Collection entries:
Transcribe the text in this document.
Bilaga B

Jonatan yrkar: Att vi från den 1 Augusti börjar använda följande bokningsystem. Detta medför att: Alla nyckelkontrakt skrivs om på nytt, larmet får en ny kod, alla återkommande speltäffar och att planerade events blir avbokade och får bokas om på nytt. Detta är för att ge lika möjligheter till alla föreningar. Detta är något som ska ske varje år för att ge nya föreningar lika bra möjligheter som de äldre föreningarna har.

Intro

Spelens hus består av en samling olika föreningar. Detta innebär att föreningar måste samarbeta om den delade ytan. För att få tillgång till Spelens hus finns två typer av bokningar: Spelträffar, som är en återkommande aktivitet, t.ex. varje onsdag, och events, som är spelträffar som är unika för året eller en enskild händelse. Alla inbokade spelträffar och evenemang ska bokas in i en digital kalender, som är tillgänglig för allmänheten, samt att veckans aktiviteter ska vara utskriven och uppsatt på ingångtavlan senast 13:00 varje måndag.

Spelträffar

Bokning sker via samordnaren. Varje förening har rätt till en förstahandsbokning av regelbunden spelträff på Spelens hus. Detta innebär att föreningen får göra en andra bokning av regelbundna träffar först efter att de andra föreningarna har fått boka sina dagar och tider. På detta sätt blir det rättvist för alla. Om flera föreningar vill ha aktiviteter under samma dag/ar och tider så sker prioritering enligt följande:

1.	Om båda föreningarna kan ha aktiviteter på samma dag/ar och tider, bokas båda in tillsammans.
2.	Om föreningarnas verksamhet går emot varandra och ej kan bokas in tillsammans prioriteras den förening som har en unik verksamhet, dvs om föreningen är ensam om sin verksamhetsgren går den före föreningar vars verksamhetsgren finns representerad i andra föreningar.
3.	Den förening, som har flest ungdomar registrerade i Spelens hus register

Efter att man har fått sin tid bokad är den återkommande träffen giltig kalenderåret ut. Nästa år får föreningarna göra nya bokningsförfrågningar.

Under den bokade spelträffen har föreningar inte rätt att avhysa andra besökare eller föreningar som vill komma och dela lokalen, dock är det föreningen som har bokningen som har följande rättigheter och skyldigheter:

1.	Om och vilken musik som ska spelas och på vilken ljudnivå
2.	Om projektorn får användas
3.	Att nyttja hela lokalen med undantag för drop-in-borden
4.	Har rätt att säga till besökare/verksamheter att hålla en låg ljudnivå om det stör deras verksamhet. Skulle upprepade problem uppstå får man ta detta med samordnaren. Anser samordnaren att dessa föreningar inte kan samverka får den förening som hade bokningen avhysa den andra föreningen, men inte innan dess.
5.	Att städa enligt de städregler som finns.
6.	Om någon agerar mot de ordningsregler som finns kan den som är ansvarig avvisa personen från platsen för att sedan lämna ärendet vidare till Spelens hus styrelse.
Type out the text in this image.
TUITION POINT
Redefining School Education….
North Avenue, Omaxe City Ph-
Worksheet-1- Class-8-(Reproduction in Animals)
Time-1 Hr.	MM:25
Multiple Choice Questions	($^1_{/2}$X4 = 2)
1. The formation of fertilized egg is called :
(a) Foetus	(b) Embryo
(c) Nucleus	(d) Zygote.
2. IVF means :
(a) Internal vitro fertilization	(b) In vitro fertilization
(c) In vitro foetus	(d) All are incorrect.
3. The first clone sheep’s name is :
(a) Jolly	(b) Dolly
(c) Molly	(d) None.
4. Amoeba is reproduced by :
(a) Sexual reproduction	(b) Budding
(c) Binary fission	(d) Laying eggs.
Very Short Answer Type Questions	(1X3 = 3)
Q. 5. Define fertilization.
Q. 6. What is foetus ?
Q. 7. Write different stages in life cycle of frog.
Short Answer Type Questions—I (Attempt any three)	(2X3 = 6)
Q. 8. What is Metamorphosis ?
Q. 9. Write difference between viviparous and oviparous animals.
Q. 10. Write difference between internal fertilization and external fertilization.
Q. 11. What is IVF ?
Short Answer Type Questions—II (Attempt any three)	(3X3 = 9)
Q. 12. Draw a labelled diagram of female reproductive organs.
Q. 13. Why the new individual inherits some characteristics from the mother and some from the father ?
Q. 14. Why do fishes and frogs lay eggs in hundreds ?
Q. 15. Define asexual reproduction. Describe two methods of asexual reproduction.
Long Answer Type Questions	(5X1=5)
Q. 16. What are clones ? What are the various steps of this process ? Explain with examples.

# [Your task]
Say how many lines above hold the word "this", giving only the count.

# [Exercise solution]
3